> _WORK INSTRUCTIONS_: Repeat every record below exactly as written.

Stored data entries:
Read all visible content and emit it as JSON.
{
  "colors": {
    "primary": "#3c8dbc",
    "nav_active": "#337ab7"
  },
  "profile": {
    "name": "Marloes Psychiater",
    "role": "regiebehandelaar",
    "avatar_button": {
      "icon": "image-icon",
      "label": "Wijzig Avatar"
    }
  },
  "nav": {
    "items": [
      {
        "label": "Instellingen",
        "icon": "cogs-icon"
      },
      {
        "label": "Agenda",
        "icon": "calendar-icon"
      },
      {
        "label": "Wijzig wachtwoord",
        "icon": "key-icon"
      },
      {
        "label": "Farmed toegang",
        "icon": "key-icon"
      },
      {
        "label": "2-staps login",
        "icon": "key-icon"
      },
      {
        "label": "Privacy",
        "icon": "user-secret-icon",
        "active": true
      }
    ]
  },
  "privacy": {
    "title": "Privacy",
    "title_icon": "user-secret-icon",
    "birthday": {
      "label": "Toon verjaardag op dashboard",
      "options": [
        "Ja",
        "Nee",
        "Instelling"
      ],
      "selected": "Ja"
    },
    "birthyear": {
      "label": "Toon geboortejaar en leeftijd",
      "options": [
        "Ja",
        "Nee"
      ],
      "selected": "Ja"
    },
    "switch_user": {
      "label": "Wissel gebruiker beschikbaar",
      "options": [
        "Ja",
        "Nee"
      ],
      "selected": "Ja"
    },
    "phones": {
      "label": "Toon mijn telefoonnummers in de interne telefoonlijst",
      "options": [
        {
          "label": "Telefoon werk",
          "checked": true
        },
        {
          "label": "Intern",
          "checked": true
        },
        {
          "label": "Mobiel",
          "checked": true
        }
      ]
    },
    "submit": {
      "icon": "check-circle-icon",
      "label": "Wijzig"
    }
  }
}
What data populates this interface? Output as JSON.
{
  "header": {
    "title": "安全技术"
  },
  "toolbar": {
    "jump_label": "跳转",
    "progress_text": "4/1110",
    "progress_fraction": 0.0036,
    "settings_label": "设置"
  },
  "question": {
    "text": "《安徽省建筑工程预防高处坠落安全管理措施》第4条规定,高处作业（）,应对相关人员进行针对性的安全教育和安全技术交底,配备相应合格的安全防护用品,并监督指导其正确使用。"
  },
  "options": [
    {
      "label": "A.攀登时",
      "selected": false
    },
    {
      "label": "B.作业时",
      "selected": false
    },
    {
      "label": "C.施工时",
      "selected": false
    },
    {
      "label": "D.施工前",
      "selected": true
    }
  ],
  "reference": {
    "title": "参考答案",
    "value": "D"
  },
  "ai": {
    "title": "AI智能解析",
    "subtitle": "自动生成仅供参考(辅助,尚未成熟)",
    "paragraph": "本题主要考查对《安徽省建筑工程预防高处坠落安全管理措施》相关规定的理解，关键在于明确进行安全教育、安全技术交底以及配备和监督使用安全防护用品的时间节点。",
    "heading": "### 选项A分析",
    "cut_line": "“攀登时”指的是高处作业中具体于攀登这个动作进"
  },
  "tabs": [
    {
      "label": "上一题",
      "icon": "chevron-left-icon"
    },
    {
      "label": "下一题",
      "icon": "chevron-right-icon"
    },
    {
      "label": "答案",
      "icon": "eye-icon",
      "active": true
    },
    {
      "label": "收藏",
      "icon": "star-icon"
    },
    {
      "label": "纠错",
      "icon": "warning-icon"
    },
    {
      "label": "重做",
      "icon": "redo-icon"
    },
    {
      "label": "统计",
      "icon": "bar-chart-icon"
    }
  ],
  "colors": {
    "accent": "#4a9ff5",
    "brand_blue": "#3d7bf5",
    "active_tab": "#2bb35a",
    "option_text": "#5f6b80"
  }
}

> _PROBLEM SOLUTION_:
Read all visible content and emit it as JSON.
{
  "colors": {
    "primary": "#3c8dbc",
    "nav_active": "#337ab7"
  },
  "profile": {
    "name": "Marloes Psychiater",
    "role": "regiebehandelaar",
    "avatar_button": {
      "icon": "image-icon",
      "label": "Wijzig Avatar"
    }
  },
  "nav": {
    "items": [
      {
        "label": "Instellingen",
        "icon": "cogs-icon"
      },
      {
        "label": "Agenda",
        "icon": "calendar-icon"
      },
      {
        "label": "Wijzig wachtwoord",
        "icon": "key-icon"
      },
      {
        "label": "Farmed toegang",
        "icon": "key-icon"
      },
      {
        "label": "2-staps login",
        "icon": "key-icon"
      },
      {
        "label": "Privacy",
        "icon": "user-secret-icon",
        "active": true
      }
    ]
  },
  "privacy": {
    "title": "Privacy",
    "title_icon": "user-secret-icon",
    "birthday": {
      "label": "Toon verjaardag op dashboard",
      "options": [
        "Ja",
        "Nee",
        "Instelling"
      ],
      "selected": "Ja"
    },
    "birthyear": {
      "label": "Toon geboortejaar en leeftijd",
      "options": [
        "Ja",
        "Nee"
      ],
      "selected": "Ja"
    },
    "switch_user": {
      "label": "Wissel gebruiker beschikbaar",
      "options": [
        "Ja",
        "Nee"
      ],
      "selected": "Ja"
    },
    "phones": {
      "label": "Toon mijn telefoonnummers in de interne telefoonlijst",
      "options": [
        {
          "label": "Telefoon werk",
          "checked": true
        },
        {
          "label": "Intern",
          "checked": true
        },
        {
          "label": "Mobiel",
          "checked": true
        }
      ]
    },
    "submit": {
      "icon": "check-circle-icon",
      "label": "Wijzig"
    }
  }
}
What data populates this interface? Output as JSON.
{
  "header": {
    "title": "安全技术"
  },
  "toolbar": {
    "jump_label": "跳转",
    "progress_text": "4/1110",
    "progress_fraction": 0.0036,
    "settings_label": "设置"
  },
  "question": {
    "text": "《安徽省建筑工程预防高处坠落安全管理措施》第4条规定,高处作业（）,应对相关人员进行针对性的安全教育和安全技术交底,配备相应合格的安全防护用品,并监督指导其正确使用。"
  },
  "options": [
    {
      "label": "A.攀登时",
      "selected": false
    },
    {
      "label": "B.作业时",
      "selected": false
    },
    {
      "label": "C.施工时",
      "selected": false
    },
    {
      "label": "D.施工前",
      "selected": true
    }
  ],
  "reference": {
    "title": "参考答案",
    "value": "D"
  },
  "ai": {
    "title": "AI智能解析",
    "subtitle": "自动生成仅供参考(辅助,尚未成熟)",
    "paragraph": "本题主要考查对《安徽省建筑工程预防高处坠落安全管理措施》相关规定的理解，关键在于明确进行安全教育、安全技术交底以及配备和监督使用安全防护用品的时间节点。",
    "heading": "### 选项A分析",
    "cut_line": "“攀登时”指的是高处作业中具体于攀登这个动作进"
  },
  "tabs": [
    {
      "label": "上一题",
      "icon": "chevron-left-icon"
    },
    {
      "label": "下一题",
      "icon": "chevron-right-icon"
    },
    {
      "label": "答案",
      "icon": "eye-icon",
      "active": true
    },
    {
      "label": "收藏",
      "icon": "star-icon"
    },
    {
      "label": "纠错",
      "icon": "warning-icon"
    },
    {
      "label": "重做",
      "icon": "redo-icon"
    },
    {
      "label": "统计",
      "icon": "bar-chart-icon"
    }
  ],
  "colors": {
    "accent": "#4a9ff5",
    "brand_blue": "#3d7bf5",
    "active_tab": "#2bb35a",
    "option_text": "#5f6b80"
  }
}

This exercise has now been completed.